- _WHAT IS REQUIRED_: Using the records provided below, locate and copy each line that contains the word "page".

################

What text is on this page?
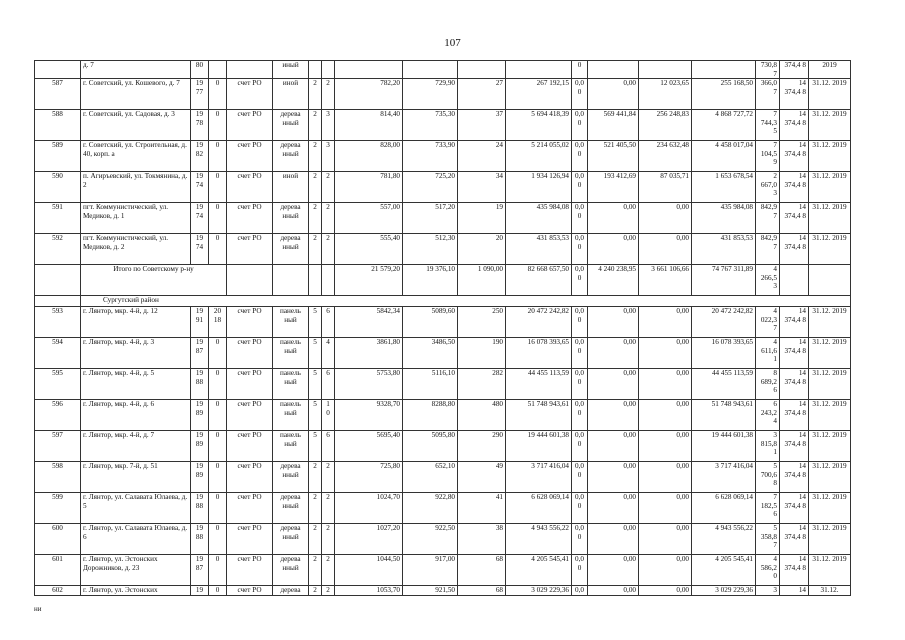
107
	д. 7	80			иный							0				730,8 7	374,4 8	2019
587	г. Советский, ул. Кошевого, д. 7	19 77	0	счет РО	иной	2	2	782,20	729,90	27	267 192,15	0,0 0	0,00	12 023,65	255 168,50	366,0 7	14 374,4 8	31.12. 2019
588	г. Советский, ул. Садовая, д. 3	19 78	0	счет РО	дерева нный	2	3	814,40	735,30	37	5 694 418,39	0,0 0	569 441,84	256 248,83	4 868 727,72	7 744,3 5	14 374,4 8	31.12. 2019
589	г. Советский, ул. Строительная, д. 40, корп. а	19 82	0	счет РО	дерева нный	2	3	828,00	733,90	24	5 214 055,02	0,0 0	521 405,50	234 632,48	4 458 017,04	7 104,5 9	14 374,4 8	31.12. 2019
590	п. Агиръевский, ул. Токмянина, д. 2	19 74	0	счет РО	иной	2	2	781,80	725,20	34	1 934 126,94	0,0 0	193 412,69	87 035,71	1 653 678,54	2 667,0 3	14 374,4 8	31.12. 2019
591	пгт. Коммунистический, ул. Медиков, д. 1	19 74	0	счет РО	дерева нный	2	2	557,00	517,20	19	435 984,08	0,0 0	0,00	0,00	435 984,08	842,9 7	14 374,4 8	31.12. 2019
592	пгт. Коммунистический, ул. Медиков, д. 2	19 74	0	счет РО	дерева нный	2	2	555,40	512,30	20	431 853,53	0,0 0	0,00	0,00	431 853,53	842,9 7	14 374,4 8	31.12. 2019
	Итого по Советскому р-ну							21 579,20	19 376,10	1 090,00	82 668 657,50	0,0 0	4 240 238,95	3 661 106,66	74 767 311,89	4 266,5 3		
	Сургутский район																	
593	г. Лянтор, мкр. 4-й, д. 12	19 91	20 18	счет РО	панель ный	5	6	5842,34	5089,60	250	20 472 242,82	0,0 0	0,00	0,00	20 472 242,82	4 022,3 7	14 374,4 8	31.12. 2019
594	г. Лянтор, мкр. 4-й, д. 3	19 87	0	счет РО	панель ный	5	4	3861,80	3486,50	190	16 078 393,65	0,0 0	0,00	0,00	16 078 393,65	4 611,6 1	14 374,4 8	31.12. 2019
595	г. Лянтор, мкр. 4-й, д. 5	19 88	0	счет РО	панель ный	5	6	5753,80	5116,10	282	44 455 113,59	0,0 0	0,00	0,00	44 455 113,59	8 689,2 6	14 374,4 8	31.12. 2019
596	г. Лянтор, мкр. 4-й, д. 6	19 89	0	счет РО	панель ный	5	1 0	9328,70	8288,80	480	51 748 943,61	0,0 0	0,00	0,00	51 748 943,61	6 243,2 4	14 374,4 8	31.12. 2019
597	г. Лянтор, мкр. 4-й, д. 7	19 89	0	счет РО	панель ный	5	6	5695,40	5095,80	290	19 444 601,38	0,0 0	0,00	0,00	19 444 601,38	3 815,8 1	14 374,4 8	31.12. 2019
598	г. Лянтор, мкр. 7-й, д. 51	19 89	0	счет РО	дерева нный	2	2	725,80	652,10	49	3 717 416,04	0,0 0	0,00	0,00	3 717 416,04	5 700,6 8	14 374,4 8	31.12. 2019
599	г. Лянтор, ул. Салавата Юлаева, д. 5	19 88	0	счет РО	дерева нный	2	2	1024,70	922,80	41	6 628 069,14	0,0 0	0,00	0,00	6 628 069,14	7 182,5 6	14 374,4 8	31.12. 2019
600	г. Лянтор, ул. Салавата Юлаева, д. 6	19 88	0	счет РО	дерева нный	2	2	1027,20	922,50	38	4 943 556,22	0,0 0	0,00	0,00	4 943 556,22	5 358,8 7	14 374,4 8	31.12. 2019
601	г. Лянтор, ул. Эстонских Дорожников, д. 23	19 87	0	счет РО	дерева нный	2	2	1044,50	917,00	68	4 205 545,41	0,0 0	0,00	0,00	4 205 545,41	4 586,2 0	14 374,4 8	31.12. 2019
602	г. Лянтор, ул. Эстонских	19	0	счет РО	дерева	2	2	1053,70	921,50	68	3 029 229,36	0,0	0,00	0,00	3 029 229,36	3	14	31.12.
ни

################

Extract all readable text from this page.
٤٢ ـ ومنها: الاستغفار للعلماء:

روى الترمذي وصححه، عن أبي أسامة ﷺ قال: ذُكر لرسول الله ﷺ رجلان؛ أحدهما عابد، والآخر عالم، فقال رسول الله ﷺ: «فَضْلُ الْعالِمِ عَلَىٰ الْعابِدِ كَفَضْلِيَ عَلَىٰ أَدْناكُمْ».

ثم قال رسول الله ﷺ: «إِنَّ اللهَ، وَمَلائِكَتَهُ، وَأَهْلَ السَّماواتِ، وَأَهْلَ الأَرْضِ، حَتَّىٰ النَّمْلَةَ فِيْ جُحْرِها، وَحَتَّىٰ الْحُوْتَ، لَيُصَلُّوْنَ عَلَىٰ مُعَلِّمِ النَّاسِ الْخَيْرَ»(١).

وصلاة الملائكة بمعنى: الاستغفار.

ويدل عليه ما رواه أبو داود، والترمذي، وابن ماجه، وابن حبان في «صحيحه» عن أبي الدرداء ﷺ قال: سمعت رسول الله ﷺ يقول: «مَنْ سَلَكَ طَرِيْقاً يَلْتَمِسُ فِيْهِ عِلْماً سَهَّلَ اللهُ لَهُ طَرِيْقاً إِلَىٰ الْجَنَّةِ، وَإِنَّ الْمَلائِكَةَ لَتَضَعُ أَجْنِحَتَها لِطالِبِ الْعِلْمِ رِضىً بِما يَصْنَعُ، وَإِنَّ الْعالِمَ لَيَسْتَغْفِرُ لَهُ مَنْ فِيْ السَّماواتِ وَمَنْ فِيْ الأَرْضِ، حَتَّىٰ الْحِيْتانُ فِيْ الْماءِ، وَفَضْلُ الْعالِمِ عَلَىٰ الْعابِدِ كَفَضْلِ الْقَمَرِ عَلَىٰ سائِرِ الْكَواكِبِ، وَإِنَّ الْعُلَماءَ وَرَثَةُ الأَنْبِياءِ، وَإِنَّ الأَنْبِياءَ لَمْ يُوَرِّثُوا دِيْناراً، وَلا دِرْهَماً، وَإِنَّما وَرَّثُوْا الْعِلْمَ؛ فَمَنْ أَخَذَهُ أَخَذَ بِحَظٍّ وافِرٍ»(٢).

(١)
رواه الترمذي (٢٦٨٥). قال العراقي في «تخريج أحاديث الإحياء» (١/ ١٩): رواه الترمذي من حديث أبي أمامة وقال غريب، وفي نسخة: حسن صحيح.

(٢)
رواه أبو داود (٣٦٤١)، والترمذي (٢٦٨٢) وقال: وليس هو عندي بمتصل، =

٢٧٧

################

- _RESULT_:
What text is on this page?
Extract all readable text from this page.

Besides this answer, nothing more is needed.